## Your task
Select and copy out every line in the records containing "last".

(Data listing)

========

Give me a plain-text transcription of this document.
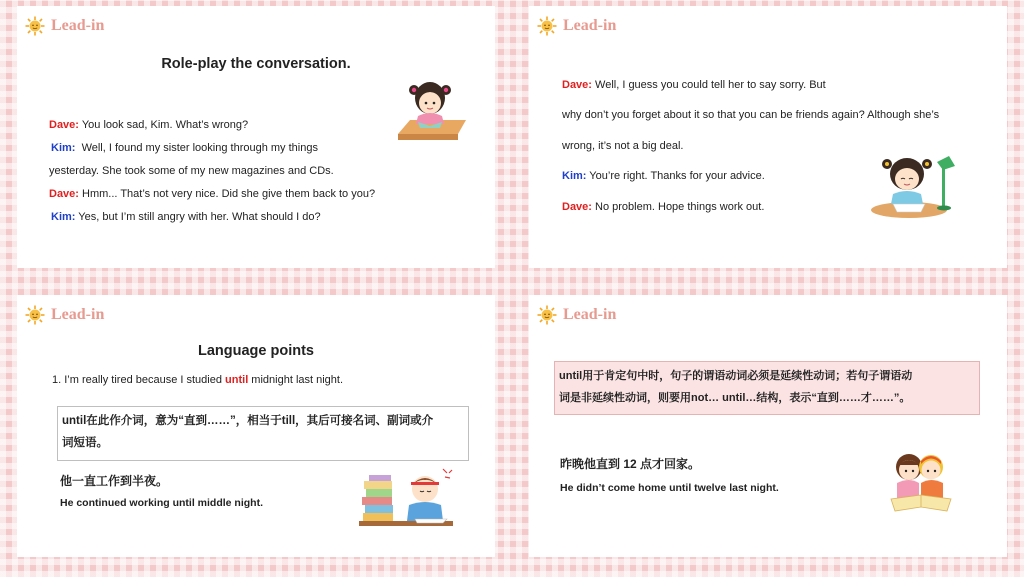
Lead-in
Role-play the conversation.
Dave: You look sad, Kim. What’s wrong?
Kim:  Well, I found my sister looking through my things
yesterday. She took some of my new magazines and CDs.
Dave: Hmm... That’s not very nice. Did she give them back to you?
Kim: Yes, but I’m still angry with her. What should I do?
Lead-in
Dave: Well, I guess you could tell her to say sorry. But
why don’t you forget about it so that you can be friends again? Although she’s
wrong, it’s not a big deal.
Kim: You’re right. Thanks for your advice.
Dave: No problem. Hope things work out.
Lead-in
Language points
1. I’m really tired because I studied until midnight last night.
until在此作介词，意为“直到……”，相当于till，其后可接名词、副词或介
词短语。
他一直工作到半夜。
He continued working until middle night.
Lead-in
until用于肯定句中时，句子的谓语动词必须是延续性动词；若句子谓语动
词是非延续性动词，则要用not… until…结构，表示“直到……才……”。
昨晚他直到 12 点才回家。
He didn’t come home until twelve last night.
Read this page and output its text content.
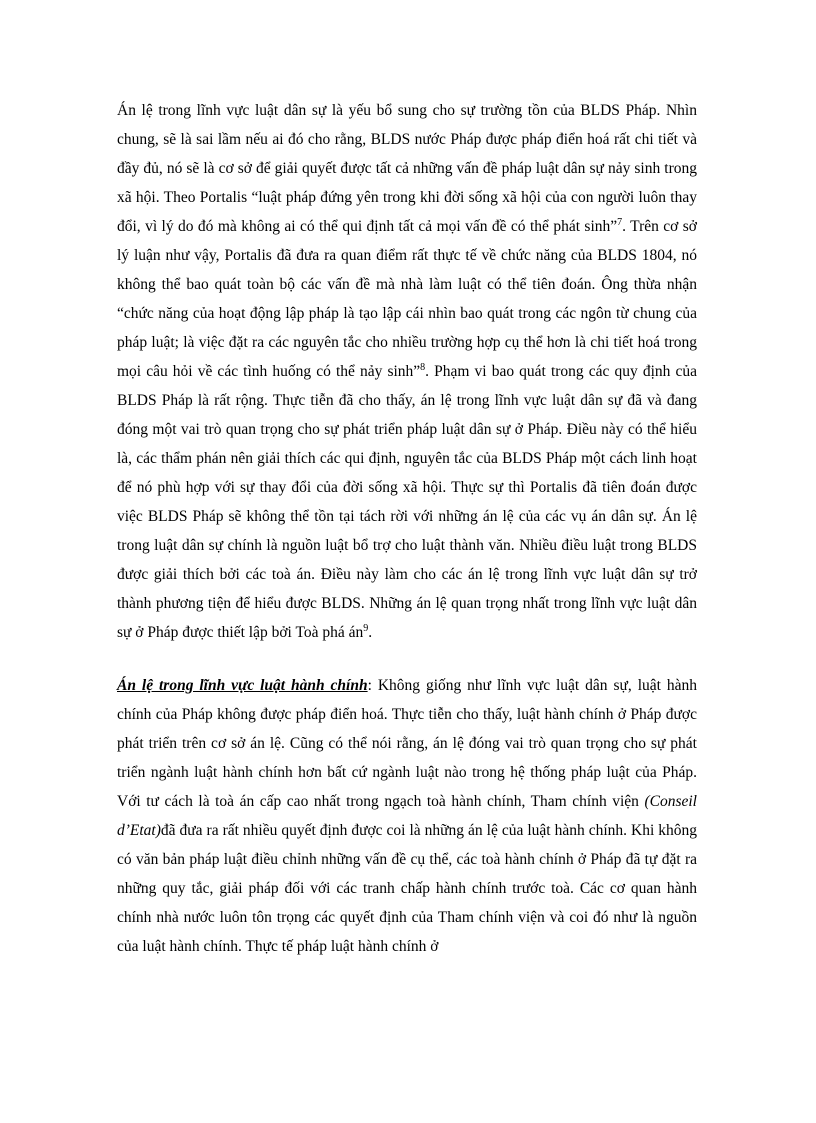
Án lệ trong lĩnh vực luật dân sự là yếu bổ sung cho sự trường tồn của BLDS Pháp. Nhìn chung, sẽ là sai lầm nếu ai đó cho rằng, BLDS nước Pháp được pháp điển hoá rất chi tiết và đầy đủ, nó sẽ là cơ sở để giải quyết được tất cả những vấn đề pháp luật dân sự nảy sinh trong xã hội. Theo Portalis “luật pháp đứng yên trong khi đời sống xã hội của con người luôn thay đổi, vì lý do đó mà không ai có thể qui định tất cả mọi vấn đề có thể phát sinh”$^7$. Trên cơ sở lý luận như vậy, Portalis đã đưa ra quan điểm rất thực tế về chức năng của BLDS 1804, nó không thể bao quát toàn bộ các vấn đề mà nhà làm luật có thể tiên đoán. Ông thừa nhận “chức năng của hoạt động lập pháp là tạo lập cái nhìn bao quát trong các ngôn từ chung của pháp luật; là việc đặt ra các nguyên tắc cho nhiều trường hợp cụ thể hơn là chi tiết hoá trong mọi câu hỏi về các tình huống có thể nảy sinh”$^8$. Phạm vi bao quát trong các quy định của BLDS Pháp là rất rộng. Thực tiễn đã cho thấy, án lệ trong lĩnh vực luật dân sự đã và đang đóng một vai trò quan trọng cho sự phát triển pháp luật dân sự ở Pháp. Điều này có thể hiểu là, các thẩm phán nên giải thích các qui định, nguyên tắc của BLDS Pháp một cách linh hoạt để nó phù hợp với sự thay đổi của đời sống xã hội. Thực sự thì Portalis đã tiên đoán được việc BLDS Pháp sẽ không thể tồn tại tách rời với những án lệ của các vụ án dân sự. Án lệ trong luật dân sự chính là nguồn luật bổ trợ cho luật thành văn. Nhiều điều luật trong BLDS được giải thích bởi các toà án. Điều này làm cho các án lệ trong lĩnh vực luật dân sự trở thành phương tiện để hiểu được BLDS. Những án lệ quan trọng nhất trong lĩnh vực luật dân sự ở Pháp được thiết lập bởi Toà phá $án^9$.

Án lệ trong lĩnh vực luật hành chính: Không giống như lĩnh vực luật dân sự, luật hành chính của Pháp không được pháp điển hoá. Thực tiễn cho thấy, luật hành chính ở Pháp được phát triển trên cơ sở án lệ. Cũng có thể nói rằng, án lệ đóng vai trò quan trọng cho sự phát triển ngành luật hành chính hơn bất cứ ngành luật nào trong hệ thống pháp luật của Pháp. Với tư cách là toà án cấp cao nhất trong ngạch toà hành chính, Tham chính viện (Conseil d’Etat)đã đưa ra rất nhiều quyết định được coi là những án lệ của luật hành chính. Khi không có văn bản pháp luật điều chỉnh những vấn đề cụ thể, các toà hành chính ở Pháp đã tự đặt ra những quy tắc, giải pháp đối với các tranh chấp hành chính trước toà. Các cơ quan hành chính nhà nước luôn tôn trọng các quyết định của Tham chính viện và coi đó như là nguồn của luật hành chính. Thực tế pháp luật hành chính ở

========

## Solution to the exercise
1. I’m really tired because I studied until midnight last night.
He didn’t come home until twelve last night.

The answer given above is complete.